REQUIREMENT:
Reproduce the listing below exactly, minus its pictures.

GIVEN DATA:
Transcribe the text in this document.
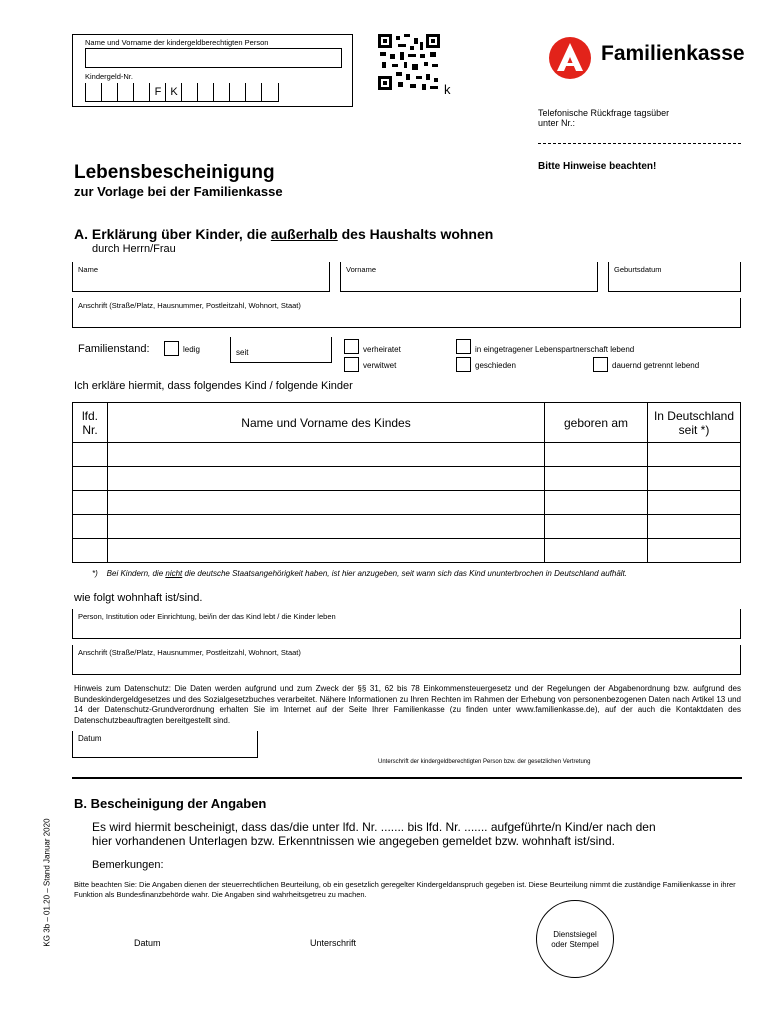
Name und Vorname der kindergeldberechtigten Person
Kindergeld-Nr.
F K	k
Familienkasse
Telefonische Rückfrage tagsüber
unter Nr.:
Bitte Hinweise beachten!
Lebensbescheinigung
zur Vorlage bei der Familienkasse
A. Erklärung über Kinder, die außerhalb des Haushalts wohnen
durch Herrn/Frau
Name	Vorname	Geburtsdatum
Anschrift (Straße/Platz, Hausnummer, Postleitzahl, Wohnort, Staat)
Familienstand:	ledig	seit	verheiratet
verwitwet
in eingetragener Lebenspartnerschaft lebend
geschieden	dauernd getrennt lebend
Ich erkläre hiermit, dass folgendes Kind / folgende Kinder
lfd.
Nr.	Name und Vorname des Kindes	geboren am	In Deutschland
seit *)

*) Bei Kindern, die nicht die deutsche Staatsangehörigkeit haben, ist hier anzugeben, seit wann sich das Kind ununterbrochen in Deutschland aufhält.
wie folgt wohnhaft ist/sind.
Person, Institution oder Einrichtung, bei/in der das Kind lebt / die Kinder leben
Anschrift (Straße/Platz, Hausnummer, Postleitzahl, Wohnort, Staat)
Hinweis zum Datenschutz: Die Daten werden aufgrund und zum Zweck der §§ 31, 62 bis 78 Einkommensteuergesetz und der Regelungen der Abgabenordnung bzw. aufgrund des Bundeskindergeldgesetzes und des Sozialgesetzbuches verarbeitet. Nähere Informationen zu Ihren Rechten im Rahmen der Erhebung von personenbezogenen Daten nach Artikel 13 und 14 der Datenschutz-Grundverordnung erhalten Sie im Internet auf der Seite Ihrer Familienkasse (zu finden unter www.familienkasse.de), auf der auch die Kontaktdaten des Datenschutzbeauftragten bereitgestellt sind.
Datum
Unterschrift der kindergeldberechtigten Person bzw. der gesetzlichen Vertretung
B. Bescheinigung der Angaben
Es wird hiermit bescheinigt, dass das/die unter lfd. Nr. ....... bis lfd. Nr. ....... aufgeführte/n Kind/er nach den
hier vorhandenen Unterlagen bzw. Erkenntnissen wie angegeben gemeldet bzw. wohnhaft ist/sind.
Bemerkungen:
Bitte beachten Sie: Die Angaben dienen der steuerrechtlichen Beurteilung, ob ein gesetzlich geregelter Kindergeldanspruch gegeben ist. Diese Beurteilung nimmt die zuständige Familienkasse in ihrer Funktion als Bundesfinanzbehörde wahr. Die Angaben sind wahrheitsgetreu zu machen.
Datum	Unterschrift
Dienstsiegel
oder Stempel
KG 3b – 01.20 – Stand Januar 2020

WORKED ANSWER:
Transcribe the text in this document.
Name und Vorname der kindergeldberechtigten Person
Kindergeld-Nr.
F K	k
Familienkasse
Telefonische Rückfrage tagsüber
unter Nr.:
Bitte Hinweise beachten!
Lebensbescheinigung
zur Vorlage bei der Familienkasse
A. Erklärung über Kinder, die außerhalb des Haushalts wohnen
durch Herrn/Frau
Name	Vorname	Geburtsdatum
Anschrift (Straße/Platz, Hausnummer, Postleitzahl, Wohnort, Staat)
Familienstand:	ledig	seit	verheiratet
verwitwet
in eingetragener Lebenspartnerschaft lebend
geschieden	dauernd getrennt lebend
Ich erkläre hiermit, dass folgendes Kind / folgende Kinder
lfd.
Nr.	Name und Vorname des Kindes	geboren am	In Deutschland
seit *)

*) Bei Kindern, die nicht die deutsche Staatsangehörigkeit haben, ist hier anzugeben, seit wann sich das Kind ununterbrochen in Deutschland aufhält.
wie folgt wohnhaft ist/sind.
Person, Institution oder Einrichtung, bei/in der das Kind lebt / die Kinder leben
Anschrift (Straße/Platz, Hausnummer, Postleitzahl, Wohnort, Staat)
Hinweis zum Datenschutz: Die Daten werden aufgrund und zum Zweck der §§ 31, 62 bis 78 Einkommensteuergesetz und der Regelungen der Abgabenordnung bzw. aufgrund des Bundeskindergeldgesetzes und des Sozialgesetzbuches verarbeitet. Nähere Informationen zu Ihren Rechten im Rahmen der Erhebung von personenbezogenen Daten nach Artikel 13 und 14 der Datenschutz-Grundverordnung erhalten Sie im Internet auf der Seite Ihrer Familienkasse (zu finden unter www.familienkasse.de), auf der auch die Kontaktdaten des Datenschutzbeauftragten bereitgestellt sind.
Datum
Unterschrift der kindergeldberechtigten Person bzw. der gesetzlichen Vertretung
B. Bescheinigung der Angaben
Es wird hiermit bescheinigt, dass das/die unter lfd. Nr. ....... bis lfd. Nr. ....... aufgeführte/n Kind/er nach den
hier vorhandenen Unterlagen bzw. Erkenntnissen wie angegeben gemeldet bzw. wohnhaft ist/sind.
Bemerkungen:
Bitte beachten Sie: Die Angaben dienen der steuerrechtlichen Beurteilung, ob ein gesetzlich geregelter Kindergeldanspruch gegeben ist. Diese Beurteilung nimmt die zuständige Familienkasse in ihrer Funktion als Bundesfinanzbehörde wahr. Die Angaben sind wahrheitsgetreu zu machen.
Datum	Unterschrift
Dienstsiegel
oder Stempel
KG 3b – 01.20 – Stand Januar 2020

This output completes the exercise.